* _SET PROBLEM_:
Report the count of lines containing the word "Trường" in the entries below, and nothing more.

* _MATERIAL TO PROCESS_:
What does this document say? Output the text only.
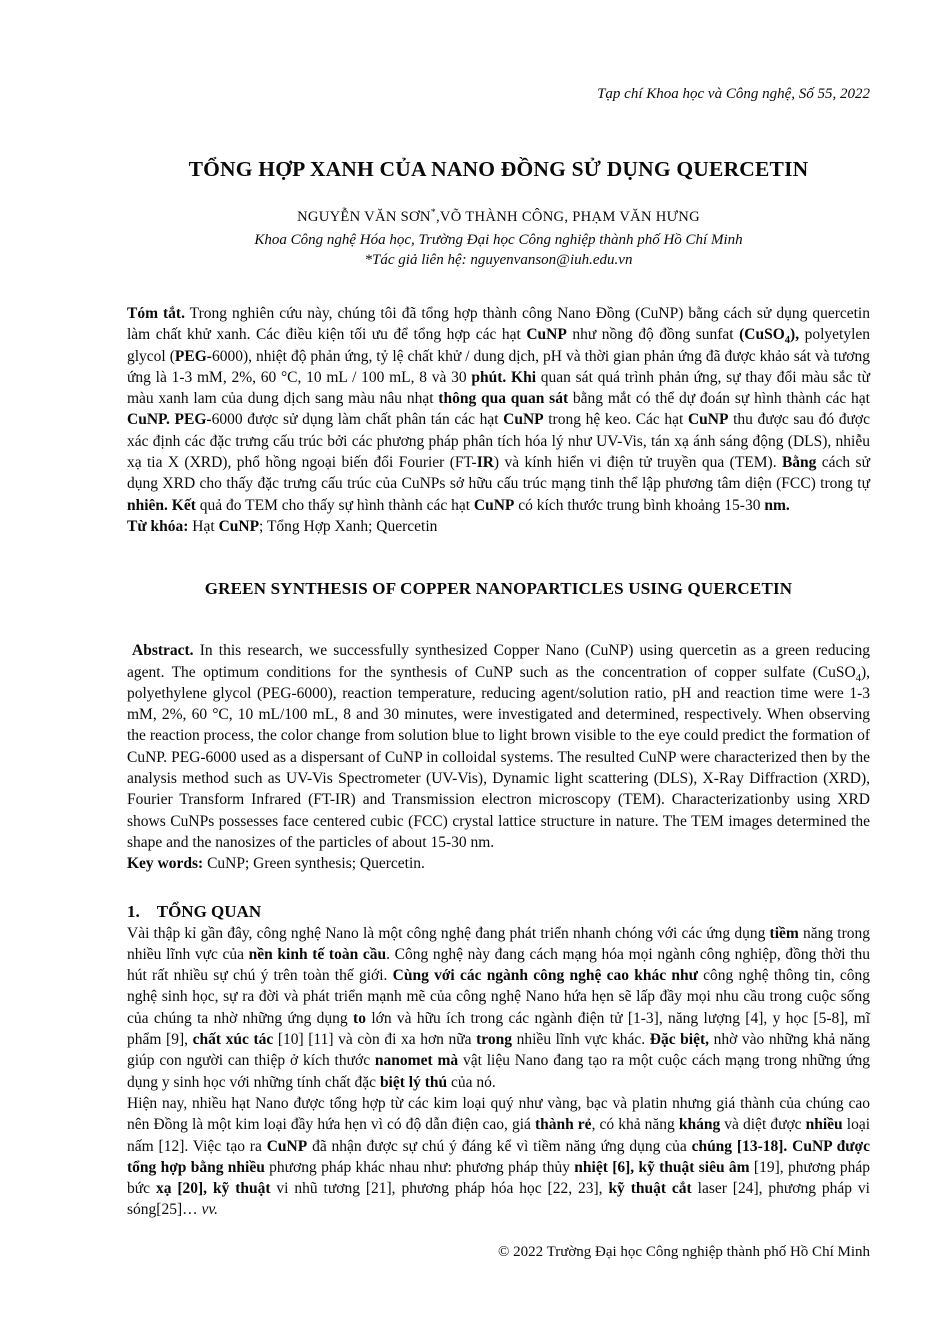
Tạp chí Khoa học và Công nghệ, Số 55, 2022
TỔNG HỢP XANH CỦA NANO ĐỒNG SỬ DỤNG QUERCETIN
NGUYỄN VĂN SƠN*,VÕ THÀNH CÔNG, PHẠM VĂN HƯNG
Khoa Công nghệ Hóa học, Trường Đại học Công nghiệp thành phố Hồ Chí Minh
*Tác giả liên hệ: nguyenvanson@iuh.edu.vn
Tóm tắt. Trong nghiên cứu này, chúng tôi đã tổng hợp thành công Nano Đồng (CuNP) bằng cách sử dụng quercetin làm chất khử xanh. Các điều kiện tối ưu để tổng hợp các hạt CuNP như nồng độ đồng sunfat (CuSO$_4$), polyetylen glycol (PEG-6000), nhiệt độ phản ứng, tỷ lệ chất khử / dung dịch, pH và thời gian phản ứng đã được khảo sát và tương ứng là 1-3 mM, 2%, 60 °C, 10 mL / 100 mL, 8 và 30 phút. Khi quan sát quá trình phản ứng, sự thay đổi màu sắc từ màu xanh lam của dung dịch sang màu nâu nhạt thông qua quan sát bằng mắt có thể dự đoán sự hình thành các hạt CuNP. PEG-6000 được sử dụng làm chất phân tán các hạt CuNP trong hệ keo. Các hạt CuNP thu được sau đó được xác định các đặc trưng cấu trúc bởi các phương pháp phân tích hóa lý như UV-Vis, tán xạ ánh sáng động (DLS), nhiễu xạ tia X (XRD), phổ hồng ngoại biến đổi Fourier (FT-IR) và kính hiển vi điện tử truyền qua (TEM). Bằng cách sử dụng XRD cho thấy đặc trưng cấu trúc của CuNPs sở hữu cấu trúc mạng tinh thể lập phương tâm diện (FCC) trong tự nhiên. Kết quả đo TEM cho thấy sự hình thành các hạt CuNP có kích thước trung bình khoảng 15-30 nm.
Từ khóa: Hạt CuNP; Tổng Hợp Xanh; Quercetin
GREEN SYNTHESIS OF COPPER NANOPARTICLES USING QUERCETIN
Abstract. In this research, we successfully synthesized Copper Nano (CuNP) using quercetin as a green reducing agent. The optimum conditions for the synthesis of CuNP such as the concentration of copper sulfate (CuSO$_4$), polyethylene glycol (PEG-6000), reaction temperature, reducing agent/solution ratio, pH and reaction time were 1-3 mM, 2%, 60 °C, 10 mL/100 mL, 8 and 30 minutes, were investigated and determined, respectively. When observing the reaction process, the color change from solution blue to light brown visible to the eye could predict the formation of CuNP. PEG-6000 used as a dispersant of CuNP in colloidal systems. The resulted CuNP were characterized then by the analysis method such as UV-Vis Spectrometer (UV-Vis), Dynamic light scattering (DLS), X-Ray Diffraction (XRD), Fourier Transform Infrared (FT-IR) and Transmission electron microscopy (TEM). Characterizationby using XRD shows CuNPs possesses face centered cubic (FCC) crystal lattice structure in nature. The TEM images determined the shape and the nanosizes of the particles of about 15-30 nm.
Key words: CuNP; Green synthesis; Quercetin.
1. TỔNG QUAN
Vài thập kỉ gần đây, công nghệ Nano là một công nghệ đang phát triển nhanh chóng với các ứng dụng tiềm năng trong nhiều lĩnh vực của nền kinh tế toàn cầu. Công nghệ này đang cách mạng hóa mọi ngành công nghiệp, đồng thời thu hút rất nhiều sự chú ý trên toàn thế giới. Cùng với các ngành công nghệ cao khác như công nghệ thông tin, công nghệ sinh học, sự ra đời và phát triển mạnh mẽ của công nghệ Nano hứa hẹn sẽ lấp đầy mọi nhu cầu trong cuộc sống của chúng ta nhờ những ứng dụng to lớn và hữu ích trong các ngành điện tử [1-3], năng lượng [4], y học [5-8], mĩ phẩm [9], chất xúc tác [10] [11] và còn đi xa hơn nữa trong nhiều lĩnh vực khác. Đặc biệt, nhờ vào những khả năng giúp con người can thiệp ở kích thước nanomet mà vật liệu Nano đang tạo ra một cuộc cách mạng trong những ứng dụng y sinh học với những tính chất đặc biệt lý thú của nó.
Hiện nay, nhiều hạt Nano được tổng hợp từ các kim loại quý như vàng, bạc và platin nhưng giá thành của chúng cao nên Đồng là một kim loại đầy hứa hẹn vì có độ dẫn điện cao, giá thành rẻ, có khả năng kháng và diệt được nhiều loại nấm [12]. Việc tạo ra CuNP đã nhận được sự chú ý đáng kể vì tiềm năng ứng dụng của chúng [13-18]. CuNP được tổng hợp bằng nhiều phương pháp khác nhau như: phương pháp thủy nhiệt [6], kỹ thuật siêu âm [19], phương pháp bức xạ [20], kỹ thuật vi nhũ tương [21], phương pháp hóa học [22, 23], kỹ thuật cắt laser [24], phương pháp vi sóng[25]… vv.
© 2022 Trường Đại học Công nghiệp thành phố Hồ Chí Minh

* * *

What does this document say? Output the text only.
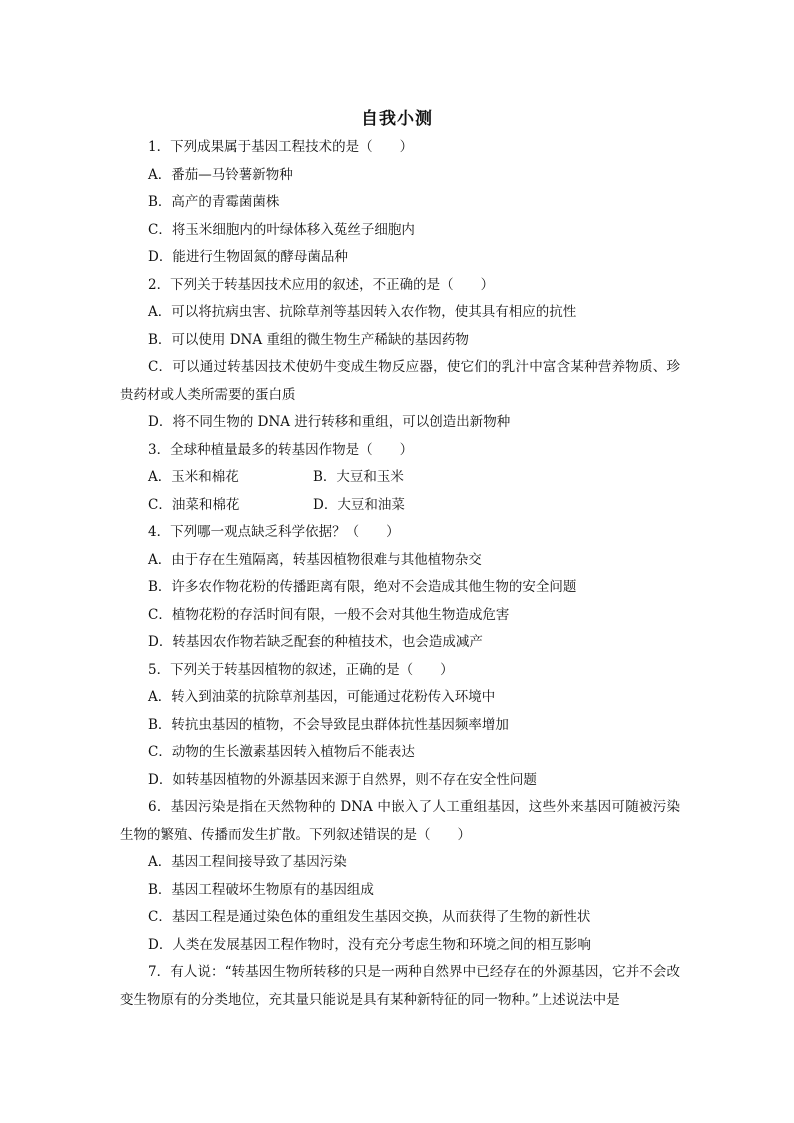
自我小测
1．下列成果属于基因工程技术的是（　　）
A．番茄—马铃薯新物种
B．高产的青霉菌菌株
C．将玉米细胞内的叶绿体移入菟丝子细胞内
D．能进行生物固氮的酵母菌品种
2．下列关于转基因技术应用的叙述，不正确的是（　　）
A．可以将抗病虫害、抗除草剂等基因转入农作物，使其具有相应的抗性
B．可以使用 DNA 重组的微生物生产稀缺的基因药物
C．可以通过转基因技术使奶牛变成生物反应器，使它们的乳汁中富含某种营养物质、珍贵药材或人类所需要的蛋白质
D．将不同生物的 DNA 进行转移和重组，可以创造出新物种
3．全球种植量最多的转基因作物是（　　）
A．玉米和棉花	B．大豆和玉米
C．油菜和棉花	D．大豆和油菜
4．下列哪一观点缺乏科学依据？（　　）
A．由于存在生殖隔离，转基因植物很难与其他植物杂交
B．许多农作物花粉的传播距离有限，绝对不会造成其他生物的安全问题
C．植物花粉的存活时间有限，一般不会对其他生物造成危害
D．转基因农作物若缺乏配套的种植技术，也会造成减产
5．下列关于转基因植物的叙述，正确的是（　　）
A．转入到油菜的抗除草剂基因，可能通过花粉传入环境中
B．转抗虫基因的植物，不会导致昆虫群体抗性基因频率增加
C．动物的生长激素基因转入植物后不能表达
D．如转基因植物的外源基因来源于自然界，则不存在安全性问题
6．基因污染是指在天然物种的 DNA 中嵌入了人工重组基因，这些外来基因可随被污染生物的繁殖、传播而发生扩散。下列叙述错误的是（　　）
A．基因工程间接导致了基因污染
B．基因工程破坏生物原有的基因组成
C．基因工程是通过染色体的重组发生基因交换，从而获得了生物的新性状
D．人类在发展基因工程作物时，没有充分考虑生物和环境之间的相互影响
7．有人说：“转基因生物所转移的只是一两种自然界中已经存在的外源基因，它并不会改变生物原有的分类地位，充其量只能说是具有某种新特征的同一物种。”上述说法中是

* _RESULT OF THIS EXERCISE_:
2